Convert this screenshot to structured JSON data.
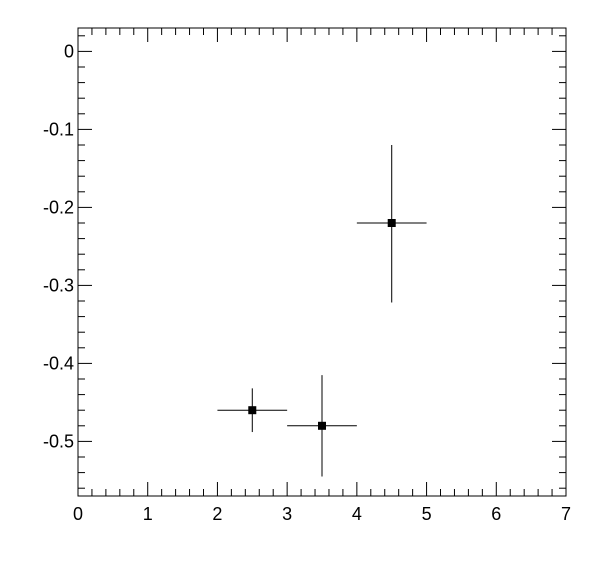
{
  "chart_data": {
    "type": "scatter",
    "title": "",
    "xlabel": "",
    "ylabel": "",
    "xlim": [
      0,
      7
    ],
    "ylim": [
      -0.57,
      0.03
    ],
    "x_ticks": [
      0,
      1,
      2,
      3,
      4,
      5,
      6,
      7
    ],
    "x_tick_labels": [
      "0",
      "1",
      "2",
      "3",
      "4",
      "5",
      "6",
      "7"
    ],
    "y_ticks": [
      0,
      -0.1,
      -0.2,
      -0.3,
      -0.4,
      -0.5
    ],
    "y_tick_labels": [
      "0",
      "-0.1",
      "-0.2",
      "-0.3",
      "-0.4",
      "-0.5"
    ],
    "grid": false,
    "legend": "none",
    "marker": "square",
    "color": "#000000",
    "points": [
      {
        "x": 2.5,
        "y": -0.46,
        "x_err": 0.5,
        "y_err_low": 0.028,
        "y_err_high": 0.028
      },
      {
        "x": 3.5,
        "y": -0.48,
        "x_err": 0.5,
        "y_err_low": 0.065,
        "y_err_high": 0.065
      },
      {
        "x": 4.5,
        "y": -0.22,
        "x_err": 0.5,
        "y_err_low": 0.102,
        "y_err_high": 0.1
      }
    ]
  }
}
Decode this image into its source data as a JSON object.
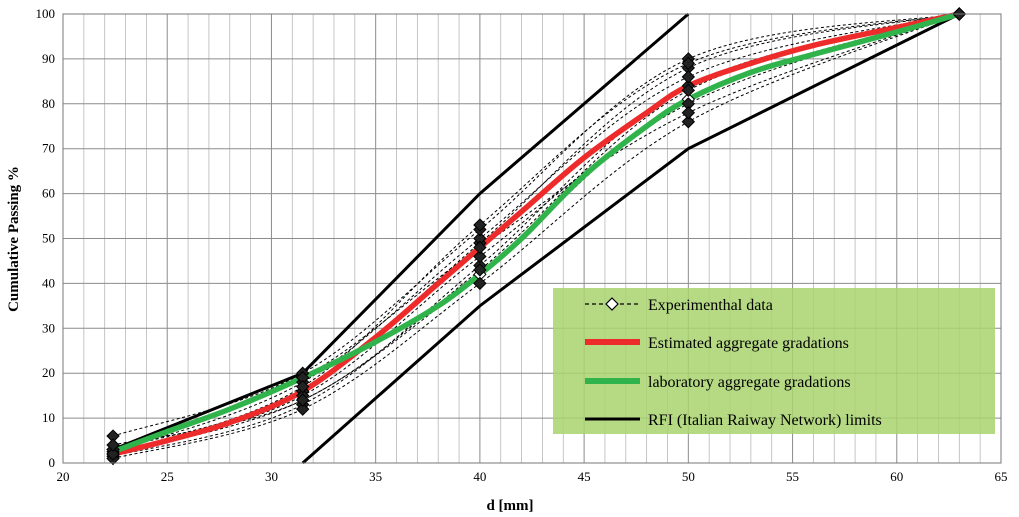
{
  "chart_data": {
    "type": "line",
    "title": "",
    "xlabel": "d [mm]",
    "ylabel": "Cumulative Passing %",
    "xlim": [
      20,
      65
    ],
    "ylim": [
      0,
      100
    ],
    "xticks": [
      20,
      25,
      30,
      35,
      40,
      45,
      50,
      55,
      60,
      65
    ],
    "yticks": [
      0,
      10,
      20,
      30,
      40,
      50,
      60,
      70,
      80,
      90,
      100
    ],
    "grid": true,
    "legend_position": "bottom-right",
    "legend_background": "#a9d46e",
    "series": [
      {
        "name": "Experimenthal data",
        "style": "dashed-diamond",
        "color": "#000000",
        "points": [
          [
            22.4,
            2
          ],
          [
            31.5,
            14
          ],
          [
            40,
            42
          ],
          [
            50,
            81
          ],
          [
            63,
            100
          ]
        ]
      },
      {
        "name": "Estimated aggregate gradations",
        "style": "thick-line",
        "color": "#ee2b2b",
        "points": [
          [
            22.4,
            2
          ],
          [
            25,
            5
          ],
          [
            28,
            9
          ],
          [
            31.5,
            16
          ],
          [
            35,
            28
          ],
          [
            38,
            40
          ],
          [
            40,
            48
          ],
          [
            42,
            56
          ],
          [
            45,
            68
          ],
          [
            48,
            78
          ],
          [
            50,
            84
          ],
          [
            53,
            89
          ],
          [
            56,
            93
          ],
          [
            60,
            97
          ],
          [
            63,
            100
          ]
        ]
      },
      {
        "name": "laboratory aggregate gradations",
        "style": "thick-line",
        "color": "#2fb34a",
        "points": [
          [
            22.4,
            2.5
          ],
          [
            25,
            7
          ],
          [
            28,
            12
          ],
          [
            31.5,
            19
          ],
          [
            35,
            27
          ],
          [
            38,
            35
          ],
          [
            40,
            42
          ],
          [
            42,
            50
          ],
          [
            45,
            64
          ],
          [
            48,
            75
          ],
          [
            50,
            81
          ],
          [
            53,
            87
          ],
          [
            56,
            91
          ],
          [
            60,
            96
          ],
          [
            63,
            100
          ]
        ]
      },
      {
        "name": "RFI (Italian Raiway Network)  limits",
        "style": "solid-line",
        "color": "#000000",
        "lines": [
          [
            [
              22.4,
              3
            ],
            [
              31.5,
              20
            ],
            [
              40,
              60
            ],
            [
              50,
              100
            ]
          ],
          [
            [
              31.5,
              0
            ],
            [
              40,
              35
            ],
            [
              50,
              70
            ],
            [
              63,
              100
            ]
          ]
        ]
      }
    ],
    "experimental_curves": [
      [
        [
          22.4,
          2
        ],
        [
          31.5,
          14
        ],
        [
          40,
          42
        ],
        [
          50,
          81
        ],
        [
          63,
          100
        ]
      ],
      [
        [
          22.4,
          3
        ],
        [
          31.5,
          16
        ],
        [
          40,
          49
        ],
        [
          50,
          88
        ],
        [
          63,
          100
        ]
      ],
      [
        [
          22.4,
          1.5
        ],
        [
          31.5,
          13
        ],
        [
          40,
          44
        ],
        [
          50,
          84
        ],
        [
          63,
          100
        ]
      ],
      [
        [
          22.4,
          2.5
        ],
        [
          31.5,
          18
        ],
        [
          40,
          50
        ],
        [
          50,
          86
        ],
        [
          63,
          100
        ]
      ],
      [
        [
          22.4,
          6
        ],
        [
          31.5,
          20
        ],
        [
          40,
          52
        ],
        [
          50,
          90
        ],
        [
          63,
          100
        ]
      ],
      [
        [
          22.4,
          2
        ],
        [
          31.5,
          15
        ],
        [
          40,
          46
        ],
        [
          50,
          80
        ],
        [
          63,
          100
        ]
      ],
      [
        [
          22.4,
          1
        ],
        [
          31.5,
          12
        ],
        [
          40,
          40
        ],
        [
          50,
          76
        ],
        [
          63,
          100
        ]
      ],
      [
        [
          22.4,
          3
        ],
        [
          31.5,
          19
        ],
        [
          40,
          48
        ],
        [
          50,
          78
        ],
        [
          63,
          100
        ]
      ],
      [
        [
          22.4,
          2
        ],
        [
          31.5,
          17
        ],
        [
          40,
          53
        ],
        [
          50,
          89
        ],
        [
          63,
          100
        ]
      ],
      [
        [
          22.4,
          4
        ],
        [
          31.5,
          14
        ],
        [
          40,
          43
        ],
        [
          50,
          83
        ],
        [
          63,
          100
        ]
      ]
    ]
  }
}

========================

## EXERCISE DIRECTIONS
The listing above must be printed again exactly, minus its pictures.

## EXERCISE OUTPUT
Convert this screenshot to structured JSON data.
{
  "chart_data": {
    "type": "scatter",
    "title": "",
    "xlabel": "",
    "ylabel": "",
    "xlim": [
      0,
      7
    ],
    "ylim": [
      -0.57,
      0.03
    ],
    "x_ticks": [
      0,
      1,
      2,
      3,
      4,
      5,
      6,
      7
    ],
    "x_tick_labels": [
      "0",
      "1",
      "2",
      "3",
      "4",
      "5",
      "6",
      "7"
    ],
    "y_ticks": [
      0,
      -0.1,
      -0.2,
      -0.3,
      -0.4,
      -0.5
    ],
    "y_tick_labels": [
      "0",
      "-0.1",
      "-0.2",
      "-0.3",
      "-0.4",
      "-0.5"
    ],
    "grid": false,
    "legend": "none",
    "marker": "square",
    "color": "#000000",
    "points": [
      {
        "x": 2.5,
        "y": -0.46,
        "x_err": 0.5,
        "y_err_low": 0.028,
        "y_err_high": 0.028
      },
      {
        "x": 3.5,
        "y": -0.48,
        "x_err": 0.5,
        "y_err_low": 0.065,
        "y_err_high": 0.065
      },
      {
        "x": 4.5,
        "y": -0.22,
        "x_err": 0.5,
        "y_err_low": 0.102,
        "y_err_high": 0.1
      }
    ]
  }
}
Decode this image into its source data as a JSON object.
{
  "chart_data": {
    "type": "line",
    "title": "",
    "xlabel": "d [mm]",
    "ylabel": "Cumulative Passing %",
    "xlim": [
      20,
      65
    ],
    "ylim": [
      0,
      100
    ],
    "xticks": [
      20,
      25,
      30,
      35,
      40,
      45,
      50,
      55,
      60,
      65
    ],
    "yticks": [
      0,
      10,
      20,
      30,
      40,
      50,
      60,
      70,
      80,
      90,
      100
    ],
    "grid": true,
    "legend_position": "bottom-right",
    "legend_background": "#a9d46e",
    "series": [
      {
        "name": "Experimenthal data",
        "style": "dashed-diamond",
        "color": "#000000",
        "points": [
          [
            22.4,
            2
          ],
          [
            31.5,
            14
          ],
          [
            40,
            42
          ],
          [
            50,
            81
          ],
          [
            63,
            100
          ]
        ]
      },
      {
        "name": "Estimated aggregate gradations",
        "style": "thick-line",
        "color": "#ee2b2b",
        "points": [
          [
            22.4,
            2
          ],
          [
            25,
            5
          ],
          [
            28,
            9
          ],
          [
            31.5,
            16
          ],
          [
            35,
            28
          ],
          [
            38,
            40
          ],
          [
            40,
            48
          ],
          [
            42,
            56
          ],
          [
            45,
            68
          ],
          [
            48,
            78
          ],
          [
            50,
            84
          ],
          [
            53,
            89
          ],
          [
            56,
            93
          ],
          [
            60,
            97
          ],
          [
            63,
            100
          ]
        ]
      },
      {
        "name": "laboratory aggregate gradations",
        "style": "thick-line",
        "color": "#2fb34a",
        "points": [
          [
            22.4,
            2.5
          ],
          [
            25,
            7
          ],
          [
            28,
            12
          ],
          [
            31.5,
            19
          ],
          [
            35,
            27
          ],
          [
            38,
            35
          ],
          [
            40,
            42
          ],
          [
            42,
            50
          ],
          [
            45,
            64
          ],
          [
            48,
            75
          ],
          [
            50,
            81
          ],
          [
            53,
            87
          ],
          [
            56,
            91
          ],
          [
            60,
            96
          ],
          [
            63,
            100
          ]
        ]
      },
      {
        "name": "RFI (Italian Raiway Network)  limits",
        "style": "solid-line",
        "color": "#000000",
        "lines": [
          [
            [
              22.4,
              3
            ],
            [
              31.5,
              20
            ],
            [
              40,
              60
            ],
            [
              50,
              100
            ]
          ],
          [
            [
              31.5,
              0
            ],
            [
              40,
              35
            ],
            [
              50,
              70
            ],
            [
              63,
              100
            ]
          ]
        ]
      }
    ],
    "experimental_curves": [
      [
        [
          22.4,
          2
        ],
        [
          31.5,
          14
        ],
        [
          40,
          42
        ],
        [
          50,
          81
        ],
        [
          63,
          100
        ]
      ],
      [
        [
          22.4,
          3
        ],
        [
          31.5,
          16
        ],
        [
          40,
          49
        ],
        [
          50,
          88
        ],
        [
          63,
          100
        ]
      ],
      [
        [
          22.4,
          1.5
        ],
        [
          31.5,
          13
        ],
        [
          40,
          44
        ],
        [
          50,
          84
        ],
        [
          63,
          100
        ]
      ],
      [
        [
          22.4,
          2.5
        ],
        [
          31.5,
          18
        ],
        [
          40,
          50
        ],
        [
          50,
          86
        ],
        [
          63,
          100
        ]
      ],
      [
        [
          22.4,
          6
        ],
        [
          31.5,
          20
        ],
        [
          40,
          52
        ],
        [
          50,
          90
        ],
        [
          63,
          100
        ]
      ],
      [
        [
          22.4,
          2
        ],
        [
          31.5,
          15
        ],
        [
          40,
          46
        ],
        [
          50,
          80
        ],
        [
          63,
          100
        ]
      ],
      [
        [
          22.4,
          1
        ],
        [
          31.5,
          12
        ],
        [
          40,
          40
        ],
        [
          50,
          76
        ],
        [
          63,
          100
        ]
      ],
      [
        [
          22.4,
          3
        ],
        [
          31.5,
          19
        ],
        [
          40,
          48
        ],
        [
          50,
          78
        ],
        [
          63,
          100
        ]
      ],
      [
        [
          22.4,
          2
        ],
        [
          31.5,
          17
        ],
        [
          40,
          53
        ],
        [
          50,
          89
        ],
        [
          63,
          100
        ]
      ],
      [
        [
          22.4,
          4
        ],
        [
          31.5,
          14
        ],
        [
          40,
          43
        ],
        [
          50,
          83
        ],
        [
          63,
          100
        ]
      ]
    ]
  }
}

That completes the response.